Stored dataset items:
——
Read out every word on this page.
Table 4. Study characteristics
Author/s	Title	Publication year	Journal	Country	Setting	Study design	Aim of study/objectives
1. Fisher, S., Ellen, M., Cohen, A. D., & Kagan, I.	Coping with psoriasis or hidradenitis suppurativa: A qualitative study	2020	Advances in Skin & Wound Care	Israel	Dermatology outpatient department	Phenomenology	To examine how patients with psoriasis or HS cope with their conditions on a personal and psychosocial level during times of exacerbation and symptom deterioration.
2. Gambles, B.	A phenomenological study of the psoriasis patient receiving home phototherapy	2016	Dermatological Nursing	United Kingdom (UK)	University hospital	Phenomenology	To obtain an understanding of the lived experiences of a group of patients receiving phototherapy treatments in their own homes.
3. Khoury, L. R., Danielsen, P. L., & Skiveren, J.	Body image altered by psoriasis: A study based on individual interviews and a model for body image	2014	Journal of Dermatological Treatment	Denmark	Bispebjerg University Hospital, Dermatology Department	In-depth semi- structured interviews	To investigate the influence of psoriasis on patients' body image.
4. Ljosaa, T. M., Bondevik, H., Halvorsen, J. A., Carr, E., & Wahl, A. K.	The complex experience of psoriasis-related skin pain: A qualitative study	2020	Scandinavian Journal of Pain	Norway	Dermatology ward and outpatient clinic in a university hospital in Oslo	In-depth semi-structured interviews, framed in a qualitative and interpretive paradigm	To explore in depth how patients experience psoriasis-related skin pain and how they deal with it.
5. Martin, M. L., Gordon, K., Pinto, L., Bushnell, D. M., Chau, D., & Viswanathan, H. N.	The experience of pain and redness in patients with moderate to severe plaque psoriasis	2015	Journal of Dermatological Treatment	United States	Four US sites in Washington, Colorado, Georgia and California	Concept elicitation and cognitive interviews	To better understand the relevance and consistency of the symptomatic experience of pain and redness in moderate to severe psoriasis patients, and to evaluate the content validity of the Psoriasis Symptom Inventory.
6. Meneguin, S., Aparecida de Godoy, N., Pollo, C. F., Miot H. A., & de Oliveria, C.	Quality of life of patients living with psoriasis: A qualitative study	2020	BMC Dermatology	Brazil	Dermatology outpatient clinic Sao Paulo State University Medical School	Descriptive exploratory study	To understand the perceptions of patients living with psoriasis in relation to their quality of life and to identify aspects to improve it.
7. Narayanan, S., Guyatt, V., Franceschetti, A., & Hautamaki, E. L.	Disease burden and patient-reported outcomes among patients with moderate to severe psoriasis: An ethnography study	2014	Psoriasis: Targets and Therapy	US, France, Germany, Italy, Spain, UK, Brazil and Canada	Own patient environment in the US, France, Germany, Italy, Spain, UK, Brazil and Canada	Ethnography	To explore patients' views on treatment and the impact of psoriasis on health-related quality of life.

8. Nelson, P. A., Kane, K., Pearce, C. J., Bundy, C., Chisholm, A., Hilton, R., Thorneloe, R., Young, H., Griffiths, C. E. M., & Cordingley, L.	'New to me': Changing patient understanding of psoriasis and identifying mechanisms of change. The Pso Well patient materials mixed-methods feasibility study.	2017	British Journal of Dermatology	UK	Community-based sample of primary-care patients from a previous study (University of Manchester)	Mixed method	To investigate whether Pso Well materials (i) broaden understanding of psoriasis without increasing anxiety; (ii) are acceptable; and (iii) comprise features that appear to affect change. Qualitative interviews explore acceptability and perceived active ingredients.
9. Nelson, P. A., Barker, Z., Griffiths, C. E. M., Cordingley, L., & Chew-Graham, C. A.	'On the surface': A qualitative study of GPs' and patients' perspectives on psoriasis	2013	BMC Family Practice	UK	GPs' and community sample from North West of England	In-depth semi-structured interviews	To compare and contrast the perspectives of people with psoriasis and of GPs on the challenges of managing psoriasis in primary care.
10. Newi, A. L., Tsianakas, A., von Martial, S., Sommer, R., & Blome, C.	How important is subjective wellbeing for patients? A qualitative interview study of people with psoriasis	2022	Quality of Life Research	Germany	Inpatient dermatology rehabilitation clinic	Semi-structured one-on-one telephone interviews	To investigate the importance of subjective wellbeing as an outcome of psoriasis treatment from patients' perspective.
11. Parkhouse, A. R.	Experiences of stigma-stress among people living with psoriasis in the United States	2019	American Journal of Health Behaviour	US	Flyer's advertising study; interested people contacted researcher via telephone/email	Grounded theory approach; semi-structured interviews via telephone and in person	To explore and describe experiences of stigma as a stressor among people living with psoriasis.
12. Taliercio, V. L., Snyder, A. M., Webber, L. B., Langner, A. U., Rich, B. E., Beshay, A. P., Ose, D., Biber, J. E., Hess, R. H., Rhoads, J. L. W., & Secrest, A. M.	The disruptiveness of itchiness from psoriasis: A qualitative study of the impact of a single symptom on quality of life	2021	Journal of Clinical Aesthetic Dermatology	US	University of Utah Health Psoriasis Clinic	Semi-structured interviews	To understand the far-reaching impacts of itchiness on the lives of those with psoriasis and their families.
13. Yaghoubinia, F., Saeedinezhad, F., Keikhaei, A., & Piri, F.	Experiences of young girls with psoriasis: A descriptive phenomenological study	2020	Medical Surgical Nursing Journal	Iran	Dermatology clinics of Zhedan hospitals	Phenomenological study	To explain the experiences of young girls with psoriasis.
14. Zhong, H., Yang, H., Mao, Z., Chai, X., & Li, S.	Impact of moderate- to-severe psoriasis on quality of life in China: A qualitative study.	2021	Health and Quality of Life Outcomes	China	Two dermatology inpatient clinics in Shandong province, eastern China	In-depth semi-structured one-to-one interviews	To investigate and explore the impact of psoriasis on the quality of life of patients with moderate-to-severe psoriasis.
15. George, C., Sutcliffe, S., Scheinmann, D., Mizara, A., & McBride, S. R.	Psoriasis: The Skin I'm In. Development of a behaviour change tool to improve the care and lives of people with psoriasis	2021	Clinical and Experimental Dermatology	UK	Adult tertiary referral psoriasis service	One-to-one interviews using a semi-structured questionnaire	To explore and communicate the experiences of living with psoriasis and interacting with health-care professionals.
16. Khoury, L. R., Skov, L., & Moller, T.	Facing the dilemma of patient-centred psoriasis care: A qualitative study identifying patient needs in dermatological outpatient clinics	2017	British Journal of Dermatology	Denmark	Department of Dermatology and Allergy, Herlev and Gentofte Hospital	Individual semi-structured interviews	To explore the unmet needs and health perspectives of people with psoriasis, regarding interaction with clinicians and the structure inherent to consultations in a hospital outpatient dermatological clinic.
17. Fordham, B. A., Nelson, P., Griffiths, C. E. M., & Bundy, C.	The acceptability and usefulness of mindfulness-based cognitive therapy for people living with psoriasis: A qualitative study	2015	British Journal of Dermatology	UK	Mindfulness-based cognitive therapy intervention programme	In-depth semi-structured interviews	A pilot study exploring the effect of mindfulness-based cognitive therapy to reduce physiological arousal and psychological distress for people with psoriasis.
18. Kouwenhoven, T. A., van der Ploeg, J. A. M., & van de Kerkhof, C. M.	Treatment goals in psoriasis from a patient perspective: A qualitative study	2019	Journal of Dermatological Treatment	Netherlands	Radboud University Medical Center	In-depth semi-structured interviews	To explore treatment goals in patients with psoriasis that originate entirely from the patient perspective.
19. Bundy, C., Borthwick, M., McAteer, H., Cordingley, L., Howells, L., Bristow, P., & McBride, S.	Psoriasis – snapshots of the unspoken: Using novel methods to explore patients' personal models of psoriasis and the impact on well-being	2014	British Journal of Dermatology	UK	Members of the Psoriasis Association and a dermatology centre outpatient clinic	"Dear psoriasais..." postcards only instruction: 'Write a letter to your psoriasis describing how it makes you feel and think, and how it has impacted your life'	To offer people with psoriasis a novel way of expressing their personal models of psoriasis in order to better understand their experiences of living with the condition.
——
HOW TO COMPLETE THIS TASK — Could you return all of the entries exactly as they stand?

ANSWER TO THIS TASK —
Read out every word on this page.
Table 4. Study characteristics
Author/s	Title	Publication year	Journal	Country	Setting	Study design	Aim of study/objectives
1. Fisher, S., Ellen, M., Cohen, A. D., & Kagan, I.	Coping with psoriasis or hidradenitis suppurativa: A qualitative study	2020	Advances in Skin & Wound Care	Israel	Dermatology outpatient department	Phenomenology	To examine how patients with psoriasis or HS cope with their conditions on a personal and psychosocial level during times of exacerbation and symptom deterioration.
2. Gambles, B.	A phenomenological study of the psoriasis patient receiving home phototherapy	2016	Dermatological Nursing	United Kingdom (UK)	University hospital	Phenomenology	To obtain an understanding of the lived experiences of a group of patients receiving phototherapy treatments in their own homes.
3. Khoury, L. R., Danielsen, P. L., & Skiveren, J.	Body image altered by psoriasis: A study based on individual interviews and a model for body image	2014	Journal of Dermatological Treatment	Denmark	Bispebjerg University Hospital, Dermatology Department	In-depth semi- structured interviews	To investigate the influence of psoriasis on patients' body image.
4. Ljosaa, T. M., Bondevik, H., Halvorsen, J. A., Carr, E., & Wahl, A. K.	The complex experience of psoriasis-related skin pain: A qualitative study	2020	Scandinavian Journal of Pain	Norway	Dermatology ward and outpatient clinic in a university hospital in Oslo	In-depth semi-structured interviews, framed in a qualitative and interpretive paradigm	To explore in depth how patients experience psoriasis-related skin pain and how they deal with it.
5. Martin, M. L., Gordon, K., Pinto, L., Bushnell, D. M., Chau, D., & Viswanathan, H. N.	The experience of pain and redness in patients with moderate to severe plaque psoriasis	2015	Journal of Dermatological Treatment	United States	Four US sites in Washington, Colorado, Georgia and California	Concept elicitation and cognitive interviews	To better understand the relevance and consistency of the symptomatic experience of pain and redness in moderate to severe psoriasis patients, and to evaluate the content validity of the Psoriasis Symptom Inventory.
6. Meneguin, S., Aparecida de Godoy, N., Pollo, C. F., Miot H. A., & de Oliveria, C.	Quality of life of patients living with psoriasis: A qualitative study	2020	BMC Dermatology	Brazil	Dermatology outpatient clinic Sao Paulo State University Medical School	Descriptive exploratory study	To understand the perceptions of patients living with psoriasis in relation to their quality of life and to identify aspects to improve it.
7. Narayanan, S., Guyatt, V., Franceschetti, A., & Hautamaki, E. L.	Disease burden and patient-reported outcomes among patients with moderate to severe psoriasis: An ethnography study	2014	Psoriasis: Targets and Therapy	US, France, Germany, Italy, Spain, UK, Brazil and Canada	Own patient environment in the US, France, Germany, Italy, Spain, UK, Brazil and Canada	Ethnography	To explore patients' views on treatment and the impact of psoriasis on health-related quality of life.

8. Nelson, P. A., Kane, K., Pearce, C. J., Bundy, C., Chisholm, A., Hilton, R., Thorneloe, R., Young, H., Griffiths, C. E. M., & Cordingley, L.	'New to me': Changing patient understanding of psoriasis and identifying mechanisms of change. The Pso Well patient materials mixed-methods feasibility study.	2017	British Journal of Dermatology	UK	Community-based sample of primary-care patients from a previous study (University of Manchester)	Mixed method	To investigate whether Pso Well materials (i) broaden understanding of psoriasis without increasing anxiety; (ii) are acceptable; and (iii) comprise features that appear to affect change. Qualitative interviews explore acceptability and perceived active ingredients.
9. Nelson, P. A., Barker, Z., Griffiths, C. E. M., Cordingley, L., & Chew-Graham, C. A.	'On the surface': A qualitative study of GPs' and patients' perspectives on psoriasis	2013	BMC Family Practice	UK	GPs' and community sample from North West of England	In-depth semi-structured interviews	To compare and contrast the perspectives of people with psoriasis and of GPs on the challenges of managing psoriasis in primary care.
10. Newi, A. L., Tsianakas, A., von Martial, S., Sommer, R., & Blome, C.	How important is subjective wellbeing for patients? A qualitative interview study of people with psoriasis	2022	Quality of Life Research	Germany	Inpatient dermatology rehabilitation clinic	Semi-structured one-on-one telephone interviews	To investigate the importance of subjective wellbeing as an outcome of psoriasis treatment from patients' perspective.
11. Parkhouse, A. R.	Experiences of stigma-stress among people living with psoriasis in the United States	2019	American Journal of Health Behaviour	US	Flyer's advertising study; interested people contacted researcher via telephone/email	Grounded theory approach; semi-structured interviews via telephone and in person	To explore and describe experiences of stigma as a stressor among people living with psoriasis.
12. Taliercio, V. L., Snyder, A. M., Webber, L. B., Langner, A. U., Rich, B. E., Beshay, A. P., Ose, D., Biber, J. E., Hess, R. H., Rhoads, J. L. W., & Secrest, A. M.	The disruptiveness of itchiness from psoriasis: A qualitative study of the impact of a single symptom on quality of life	2021	Journal of Clinical Aesthetic Dermatology	US	University of Utah Health Psoriasis Clinic	Semi-structured interviews	To understand the far-reaching impacts of itchiness on the lives of those with psoriasis and their families.
13. Yaghoubinia, F., Saeedinezhad, F., Keikhaei, A., & Piri, F.	Experiences of young girls with psoriasis: A descriptive phenomenological study	2020	Medical Surgical Nursing Journal	Iran	Dermatology clinics of Zhedan hospitals	Phenomenological study	To explain the experiences of young girls with psoriasis.
14. Zhong, H., Yang, H., Mao, Z., Chai, X., & Li, S.	Impact of moderate- to-severe psoriasis on quality of life in China: A qualitative study.	2021	Health and Quality of Life Outcomes	China	Two dermatology inpatient clinics in Shandong province, eastern China	In-depth semi-structured one-to-one interviews	To investigate and explore the impact of psoriasis on the quality of life of patients with moderate-to-severe psoriasis.
15. George, C., Sutcliffe, S., Scheinmann, D., Mizara, A., & McBride, S. R.	Psoriasis: The Skin I'm In. Development of a behaviour change tool to improve the care and lives of people with psoriasis	2021	Clinical and Experimental Dermatology	UK	Adult tertiary referral psoriasis service	One-to-one interviews using a semi-structured questionnaire	To explore and communicate the experiences of living with psoriasis and interacting with health-care professionals.
16. Khoury, L. R., Skov, L., & Moller, T.	Facing the dilemma of patient-centred psoriasis care: A qualitative study identifying patient needs in dermatological outpatient clinics	2017	British Journal of Dermatology	Denmark	Department of Dermatology and Allergy, Herlev and Gentofte Hospital	Individual semi-structured interviews	To explore the unmet needs and health perspectives of people with psoriasis, regarding interaction with clinicians and the structure inherent to consultations in a hospital outpatient dermatological clinic.
17. Fordham, B. A., Nelson, P., Griffiths, C. E. M., & Bundy, C.	The acceptability and usefulness of mindfulness-based cognitive therapy for people living with psoriasis: A qualitative study	2015	British Journal of Dermatology	UK	Mindfulness-based cognitive therapy intervention programme	In-depth semi-structured interviews	A pilot study exploring the effect of mindfulness-based cognitive therapy to reduce physiological arousal and psychological distress for people with psoriasis.
18. Kouwenhoven, T. A., van der Ploeg, J. A. M., & van de Kerkhof, C. M.	Treatment goals in psoriasis from a patient perspective: A qualitative study	2019	Journal of Dermatological Treatment	Netherlands	Radboud University Medical Center	In-depth semi-structured interviews	To explore treatment goals in patients with psoriasis that originate entirely from the patient perspective.
19. Bundy, C., Borthwick, M., McAteer, H., Cordingley, L., Howells, L., Bristow, P., & McBride, S.	Psoriasis – snapshots of the unspoken: Using novel methods to explore patients' personal models of psoriasis and the impact on well-being	2014	British Journal of Dermatology	UK	Members of the Psoriasis Association and a dermatology centre outpatient clinic	"Dear psoriasais..." postcards only instruction: 'Write a letter to your psoriasis describing how it makes you feel and think, and how it has impacted your life'	To offer people with psoriasis a novel way of expressing their personal models of psoriasis in order to better understand their experiences of living with the condition.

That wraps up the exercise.